* _The exercise_: Copy each line of the records that holds the string "type".

* _Working data_:
....

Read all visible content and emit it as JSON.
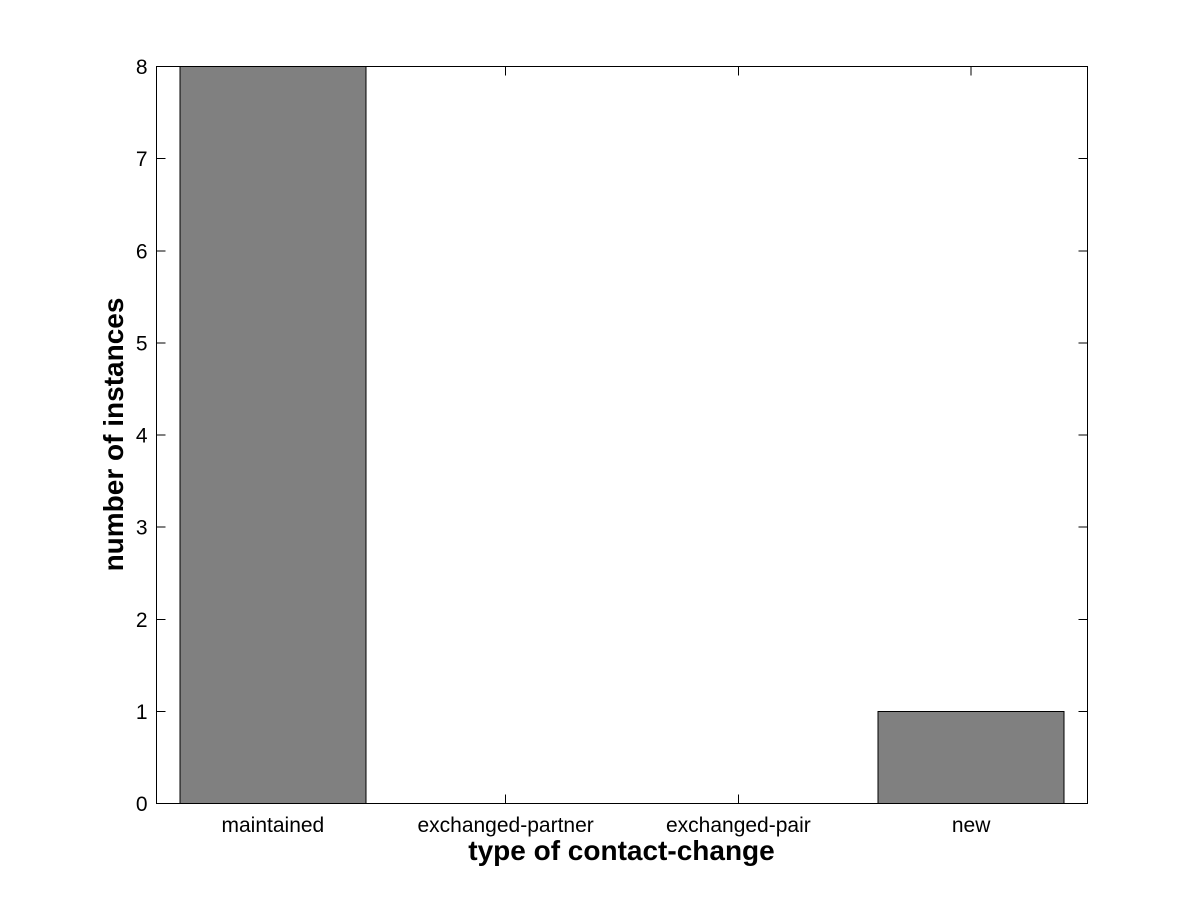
{
  "figure": {
    "background_color": "#ffffff"
  },
  "chart_data": {
    "type": "bar",
    "categories": [
      "maintained",
      "exchanged-partner",
      "exchanged-pair",
      "new"
    ],
    "values": [
      8,
      0,
      0,
      1
    ],
    "title": "",
    "xlabel": "type of contact-change",
    "ylabel": "number of instances",
    "ylim": [
      0,
      8
    ],
    "yticks": [
      0,
      1,
      2,
      3,
      4,
      5,
      6,
      7,
      8
    ],
    "bar_width_fraction": 0.8,
    "bar_color": "#808080",
    "bar_edge_color": "#000000",
    "axis_color": "#000000",
    "tick_direction": "in",
    "box": true,
    "grid": false,
    "legend": null
  }
}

....

* _Response to this task_:
    "type": "bar",
    "xlabel": "type of contact-change",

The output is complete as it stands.